### [Problem statement]
Report every line from the material that contains the word "name".

Data tied to figure images
....

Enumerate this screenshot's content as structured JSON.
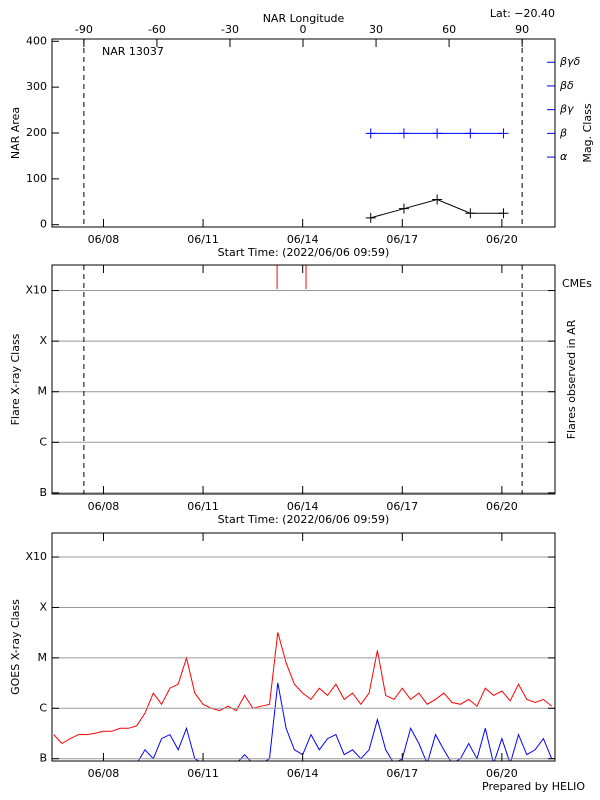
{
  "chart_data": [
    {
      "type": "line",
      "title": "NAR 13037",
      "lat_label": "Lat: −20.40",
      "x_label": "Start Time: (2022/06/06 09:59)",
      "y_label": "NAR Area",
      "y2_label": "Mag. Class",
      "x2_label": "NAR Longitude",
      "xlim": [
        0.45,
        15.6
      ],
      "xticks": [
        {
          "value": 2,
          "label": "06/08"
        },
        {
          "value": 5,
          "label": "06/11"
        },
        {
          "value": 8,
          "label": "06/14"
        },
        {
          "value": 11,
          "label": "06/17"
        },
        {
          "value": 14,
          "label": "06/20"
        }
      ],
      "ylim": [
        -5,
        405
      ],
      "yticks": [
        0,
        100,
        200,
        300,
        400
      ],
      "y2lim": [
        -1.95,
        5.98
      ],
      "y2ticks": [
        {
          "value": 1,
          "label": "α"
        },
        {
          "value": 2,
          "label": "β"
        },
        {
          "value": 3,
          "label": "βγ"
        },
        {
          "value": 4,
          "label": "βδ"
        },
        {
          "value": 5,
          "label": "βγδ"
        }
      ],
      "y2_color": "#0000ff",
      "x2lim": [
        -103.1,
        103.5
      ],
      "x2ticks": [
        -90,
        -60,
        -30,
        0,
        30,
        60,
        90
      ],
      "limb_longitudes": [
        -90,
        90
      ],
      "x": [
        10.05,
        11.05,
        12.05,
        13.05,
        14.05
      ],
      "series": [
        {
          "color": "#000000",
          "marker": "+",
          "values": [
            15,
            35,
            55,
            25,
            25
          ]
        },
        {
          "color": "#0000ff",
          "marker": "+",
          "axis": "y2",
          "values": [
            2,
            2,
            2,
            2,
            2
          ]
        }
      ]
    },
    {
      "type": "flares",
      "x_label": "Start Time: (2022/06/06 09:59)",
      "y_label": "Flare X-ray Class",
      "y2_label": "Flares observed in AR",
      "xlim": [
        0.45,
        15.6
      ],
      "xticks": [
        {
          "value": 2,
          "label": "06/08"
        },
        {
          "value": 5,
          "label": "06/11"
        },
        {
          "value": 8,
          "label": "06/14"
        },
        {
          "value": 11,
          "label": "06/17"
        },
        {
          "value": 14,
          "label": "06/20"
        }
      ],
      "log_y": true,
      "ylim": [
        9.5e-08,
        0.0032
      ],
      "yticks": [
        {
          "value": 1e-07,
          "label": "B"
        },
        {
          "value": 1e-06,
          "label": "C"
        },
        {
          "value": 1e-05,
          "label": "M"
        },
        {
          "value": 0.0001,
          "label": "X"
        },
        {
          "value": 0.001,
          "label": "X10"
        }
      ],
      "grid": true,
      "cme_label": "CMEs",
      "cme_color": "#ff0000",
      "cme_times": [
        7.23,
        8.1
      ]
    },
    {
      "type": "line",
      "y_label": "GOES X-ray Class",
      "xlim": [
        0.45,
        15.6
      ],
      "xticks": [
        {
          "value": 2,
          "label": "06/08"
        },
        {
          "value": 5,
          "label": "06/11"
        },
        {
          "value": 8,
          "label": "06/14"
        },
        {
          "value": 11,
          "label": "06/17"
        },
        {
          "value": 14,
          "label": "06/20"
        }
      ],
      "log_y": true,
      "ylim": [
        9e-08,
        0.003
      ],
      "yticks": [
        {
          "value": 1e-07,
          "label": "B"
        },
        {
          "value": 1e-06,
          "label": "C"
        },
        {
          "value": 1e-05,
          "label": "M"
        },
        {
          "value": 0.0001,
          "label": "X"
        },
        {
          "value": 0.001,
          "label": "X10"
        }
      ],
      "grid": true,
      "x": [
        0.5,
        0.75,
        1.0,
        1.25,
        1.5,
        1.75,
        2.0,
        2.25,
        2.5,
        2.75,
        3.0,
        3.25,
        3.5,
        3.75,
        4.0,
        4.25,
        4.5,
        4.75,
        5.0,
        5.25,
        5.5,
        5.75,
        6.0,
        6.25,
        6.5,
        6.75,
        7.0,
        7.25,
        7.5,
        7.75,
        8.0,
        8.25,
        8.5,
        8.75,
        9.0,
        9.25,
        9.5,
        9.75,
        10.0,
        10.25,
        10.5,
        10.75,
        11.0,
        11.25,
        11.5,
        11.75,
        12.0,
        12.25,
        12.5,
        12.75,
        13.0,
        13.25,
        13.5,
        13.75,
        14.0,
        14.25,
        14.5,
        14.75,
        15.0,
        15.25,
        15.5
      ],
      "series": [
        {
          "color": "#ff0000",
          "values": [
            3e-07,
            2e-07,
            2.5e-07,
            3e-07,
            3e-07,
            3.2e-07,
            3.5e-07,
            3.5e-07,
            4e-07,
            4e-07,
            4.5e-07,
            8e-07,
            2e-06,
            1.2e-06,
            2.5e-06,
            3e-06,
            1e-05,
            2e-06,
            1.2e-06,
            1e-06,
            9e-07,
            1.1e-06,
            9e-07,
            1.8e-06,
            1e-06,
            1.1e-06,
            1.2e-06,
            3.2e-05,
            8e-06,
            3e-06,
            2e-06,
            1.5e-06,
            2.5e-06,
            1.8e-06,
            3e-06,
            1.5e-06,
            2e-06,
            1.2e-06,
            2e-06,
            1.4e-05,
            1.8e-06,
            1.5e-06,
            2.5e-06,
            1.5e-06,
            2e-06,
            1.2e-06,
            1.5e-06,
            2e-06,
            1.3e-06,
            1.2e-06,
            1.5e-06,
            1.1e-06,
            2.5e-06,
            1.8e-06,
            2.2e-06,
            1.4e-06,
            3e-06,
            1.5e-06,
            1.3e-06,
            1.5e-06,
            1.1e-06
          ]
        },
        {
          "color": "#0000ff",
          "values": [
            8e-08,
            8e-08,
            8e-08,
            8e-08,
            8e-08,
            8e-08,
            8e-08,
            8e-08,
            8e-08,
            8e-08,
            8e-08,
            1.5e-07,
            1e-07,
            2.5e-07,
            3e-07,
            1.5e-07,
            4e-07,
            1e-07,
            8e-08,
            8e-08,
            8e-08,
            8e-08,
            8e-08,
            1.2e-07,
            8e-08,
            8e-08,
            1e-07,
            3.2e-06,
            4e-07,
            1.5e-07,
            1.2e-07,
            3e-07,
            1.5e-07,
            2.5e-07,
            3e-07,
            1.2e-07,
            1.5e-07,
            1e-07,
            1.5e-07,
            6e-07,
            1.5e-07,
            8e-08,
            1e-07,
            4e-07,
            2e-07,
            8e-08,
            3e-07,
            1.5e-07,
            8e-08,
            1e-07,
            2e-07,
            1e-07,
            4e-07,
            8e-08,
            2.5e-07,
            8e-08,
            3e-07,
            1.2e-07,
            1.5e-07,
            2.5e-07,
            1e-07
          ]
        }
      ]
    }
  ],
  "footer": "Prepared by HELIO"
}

....

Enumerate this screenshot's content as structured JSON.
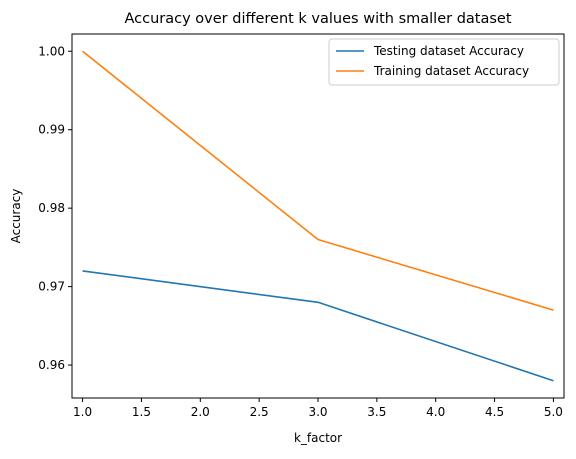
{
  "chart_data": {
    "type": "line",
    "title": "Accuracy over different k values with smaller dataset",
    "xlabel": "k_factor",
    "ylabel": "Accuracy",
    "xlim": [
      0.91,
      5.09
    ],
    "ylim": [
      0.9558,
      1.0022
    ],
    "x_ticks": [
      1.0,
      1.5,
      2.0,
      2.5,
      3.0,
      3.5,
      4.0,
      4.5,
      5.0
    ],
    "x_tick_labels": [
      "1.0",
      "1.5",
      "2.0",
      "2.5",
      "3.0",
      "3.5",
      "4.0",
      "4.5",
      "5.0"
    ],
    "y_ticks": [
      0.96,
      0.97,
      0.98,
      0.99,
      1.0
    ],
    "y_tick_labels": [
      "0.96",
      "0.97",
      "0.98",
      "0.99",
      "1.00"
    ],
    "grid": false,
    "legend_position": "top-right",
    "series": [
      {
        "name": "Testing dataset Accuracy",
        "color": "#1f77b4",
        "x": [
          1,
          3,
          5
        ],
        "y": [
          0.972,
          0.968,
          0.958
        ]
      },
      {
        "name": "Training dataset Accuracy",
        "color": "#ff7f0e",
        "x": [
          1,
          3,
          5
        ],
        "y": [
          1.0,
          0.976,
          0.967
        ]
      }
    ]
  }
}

....

### [Answer to this task]
        "name": "Testing dataset Accuracy",
        "name": "Training dataset Accuracy",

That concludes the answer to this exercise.